** start **
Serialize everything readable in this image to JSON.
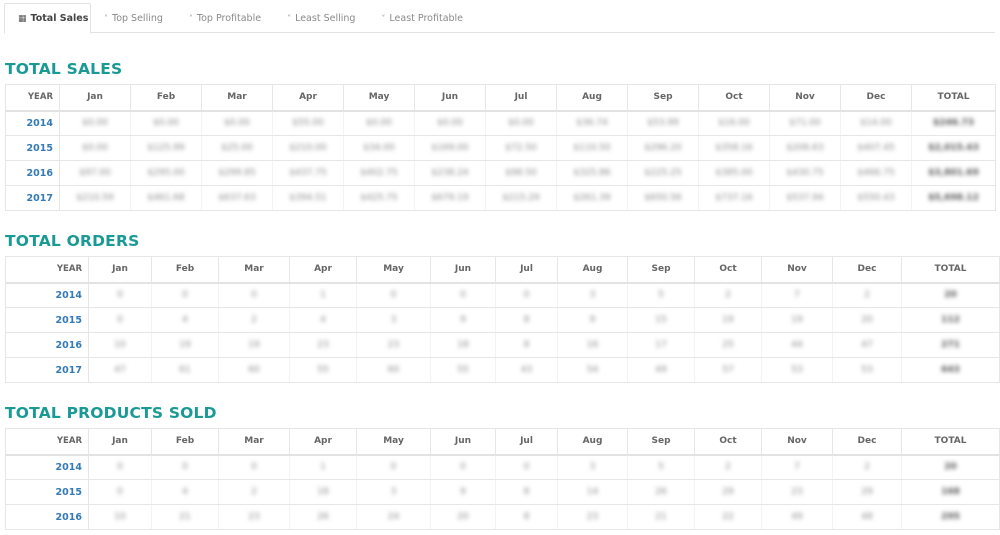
{
  "tabs": [
    {
      "label": "Total Sales",
      "icon": "table-icon",
      "glyph": "▦",
      "active": true
    },
    {
      "label": "Top Selling",
      "icon": "chevron-double-up-icon",
      "glyph": "«",
      "active": false
    },
    {
      "label": "Top Profitable",
      "icon": "chevron-double-up-icon",
      "glyph": "«",
      "active": false
    },
    {
      "label": "Least Selling",
      "icon": "chevron-double-down-icon",
      "glyph": "»",
      "active": false
    },
    {
      "label": "Least Profitable",
      "icon": "chevron-double-down-icon",
      "glyph": "»",
      "active": false
    }
  ],
  "colors": {
    "section_title": "#1a9a94",
    "year_link": "#337ab7"
  },
  "columns": [
    "YEAR",
    "Jan",
    "Feb",
    "Mar",
    "Apr",
    "May",
    "Jun",
    "Jul",
    "Aug",
    "Sep",
    "Oct",
    "Nov",
    "Dec",
    "TOTAL"
  ],
  "sections": [
    {
      "title": "TOTAL SALES",
      "rows": [
        {
          "year": "2014",
          "values": [
            "$0.00",
            "$0.00",
            "$0.00",
            "$55.00",
            "$0.00",
            "$0.00",
            "$0.00",
            "$36.74",
            "$53.99",
            "$16.00",
            "$71.00",
            "$14.00"
          ],
          "total": "$246.73"
        },
        {
          "year": "2015",
          "values": [
            "$0.00",
            "$125.99",
            "$25.00",
            "$210.00",
            "$34.00",
            "$169.00",
            "$72.50",
            "$110.50",
            "$296.20",
            "$358.16",
            "$206.63",
            "$407.45"
          ],
          "total": "$2,015.43"
        },
        {
          "year": "2016",
          "values": [
            "$97.00",
            "$295.00",
            "$299.85",
            "$437.75",
            "$402.75",
            "$238.24",
            "$98.50",
            "$325.86",
            "$225.25",
            "$385.00",
            "$430.75",
            "$466.75"
          ],
          "total": "$3,801.69"
        },
        {
          "year": "2017",
          "values": [
            "$210.59",
            "$461.68",
            "$637.63",
            "$394.51",
            "$425.75",
            "$679.19",
            "$215.29",
            "$261.39",
            "$650.56",
            "$737.16",
            "$537.94",
            "$550.43"
          ],
          "total": "$5,698.12"
        }
      ]
    },
    {
      "title": "TOTAL ORDERS",
      "rows": [
        {
          "year": "2014",
          "values": [
            "0",
            "0",
            "0",
            "1",
            "0",
            "0",
            "0",
            "3",
            "5",
            "2",
            "7",
            "2"
          ],
          "total": "20"
        },
        {
          "year": "2015",
          "values": [
            "0",
            "4",
            "2",
            "4",
            "3",
            "9",
            "8",
            "9",
            "15",
            "19",
            "19",
            "20"
          ],
          "total": "112"
        },
        {
          "year": "2016",
          "values": [
            "10",
            "19",
            "19",
            "23",
            "23",
            "18",
            "8",
            "16",
            "17",
            "25",
            "44",
            "47"
          ],
          "total": "271"
        },
        {
          "year": "2017",
          "values": [
            "47",
            "61",
            "60",
            "55",
            "60",
            "55",
            "43",
            "54",
            "49",
            "57",
            "53",
            "53"
          ],
          "total": "643"
        }
      ]
    },
    {
      "title": "TOTAL PRODUCTS SOLD",
      "rows": [
        {
          "year": "2014",
          "values": [
            "0",
            "0",
            "0",
            "1",
            "0",
            "0",
            "0",
            "3",
            "5",
            "2",
            "7",
            "2"
          ],
          "total": "20"
        },
        {
          "year": "2015",
          "values": [
            "0",
            "4",
            "2",
            "18",
            "3",
            "9",
            "8",
            "14",
            "26",
            "29",
            "23",
            "29"
          ],
          "total": "168"
        },
        {
          "year": "2016",
          "values": [
            "10",
            "21",
            "23",
            "26",
            "24",
            "20",
            "8",
            "23",
            "21",
            "22",
            "49",
            "48"
          ],
          "total": "295"
        }
      ]
    }
  ]
}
** end **
= PROBLEM =
Set each line of the records down exactly, leaving every picture out.

= THE RESULT =
Serialize everything readable in this image to JSON.
{
  "tabs": [
    {
      "label": "Total Sales",
      "icon": "table-icon",
      "glyph": "▦",
      "active": true
    },
    {
      "label": "Top Selling",
      "icon": "chevron-double-up-icon",
      "glyph": "«",
      "active": false
    },
    {
      "label": "Top Profitable",
      "icon": "chevron-double-up-icon",
      "glyph": "«",
      "active": false
    },
    {
      "label": "Least Selling",
      "icon": "chevron-double-down-icon",
      "glyph": "»",
      "active": false
    },
    {
      "label": "Least Profitable",
      "icon": "chevron-double-down-icon",
      "glyph": "»",
      "active": false
    }
  ],
  "colors": {
    "section_title": "#1a9a94",
    "year_link": "#337ab7"
  },
  "columns": [
    "YEAR",
    "Jan",
    "Feb",
    "Mar",
    "Apr",
    "May",
    "Jun",
    "Jul",
    "Aug",
    "Sep",
    "Oct",
    "Nov",
    "Dec",
    "TOTAL"
  ],
  "sections": [
    {
      "title": "TOTAL SALES",
      "rows": [
        {
          "year": "2014",
          "values": [
            "$0.00",
            "$0.00",
            "$0.00",
            "$55.00",
            "$0.00",
            "$0.00",
            "$0.00",
            "$36.74",
            "$53.99",
            "$16.00",
            "$71.00",
            "$14.00"
          ],
          "total": "$246.73"
        },
        {
          "year": "2015",
          "values": [
            "$0.00",
            "$125.99",
            "$25.00",
            "$210.00",
            "$34.00",
            "$169.00",
            "$72.50",
            "$110.50",
            "$296.20",
            "$358.16",
            "$206.63",
            "$407.45"
          ],
          "total": "$2,015.43"
        },
        {
          "year": "2016",
          "values": [
            "$97.00",
            "$295.00",
            "$299.85",
            "$437.75",
            "$402.75",
            "$238.24",
            "$98.50",
            "$325.86",
            "$225.25",
            "$385.00",
            "$430.75",
            "$466.75"
          ],
          "total": "$3,801.69"
        },
        {
          "year": "2017",
          "values": [
            "$210.59",
            "$461.68",
            "$637.63",
            "$394.51",
            "$425.75",
            "$679.19",
            "$215.29",
            "$261.39",
            "$650.56",
            "$737.16",
            "$537.94",
            "$550.43"
          ],
          "total": "$5,698.12"
        }
      ]
    },
    {
      "title": "TOTAL ORDERS",
      "rows": [
        {
          "year": "2014",
          "values": [
            "0",
            "0",
            "0",
            "1",
            "0",
            "0",
            "0",
            "3",
            "5",
            "2",
            "7",
            "2"
          ],
          "total": "20"
        },
        {
          "year": "2015",
          "values": [
            "0",
            "4",
            "2",
            "4",
            "3",
            "9",
            "8",
            "9",
            "15",
            "19",
            "19",
            "20"
          ],
          "total": "112"
        },
        {
          "year": "2016",
          "values": [
            "10",
            "19",
            "19",
            "23",
            "23",
            "18",
            "8",
            "16",
            "17",
            "25",
            "44",
            "47"
          ],
          "total": "271"
        },
        {
          "year": "2017",
          "values": [
            "47",
            "61",
            "60",
            "55",
            "60",
            "55",
            "43",
            "54",
            "49",
            "57",
            "53",
            "53"
          ],
          "total": "643"
        }
      ]
    },
    {
      "title": "TOTAL PRODUCTS SOLD",
      "rows": [
        {
          "year": "2014",
          "values": [
            "0",
            "0",
            "0",
            "1",
            "0",
            "0",
            "0",
            "3",
            "5",
            "2",
            "7",
            "2"
          ],
          "total": "20"
        },
        {
          "year": "2015",
          "values": [
            "0",
            "4",
            "2",
            "18",
            "3",
            "9",
            "8",
            "14",
            "26",
            "29",
            "23",
            "29"
          ],
          "total": "168"
        },
        {
          "year": "2016",
          "values": [
            "10",
            "21",
            "23",
            "26",
            "24",
            "20",
            "8",
            "23",
            "21",
            "22",
            "49",
            "48"
          ],
          "total": "295"
        }
      ]
    }
  ]
}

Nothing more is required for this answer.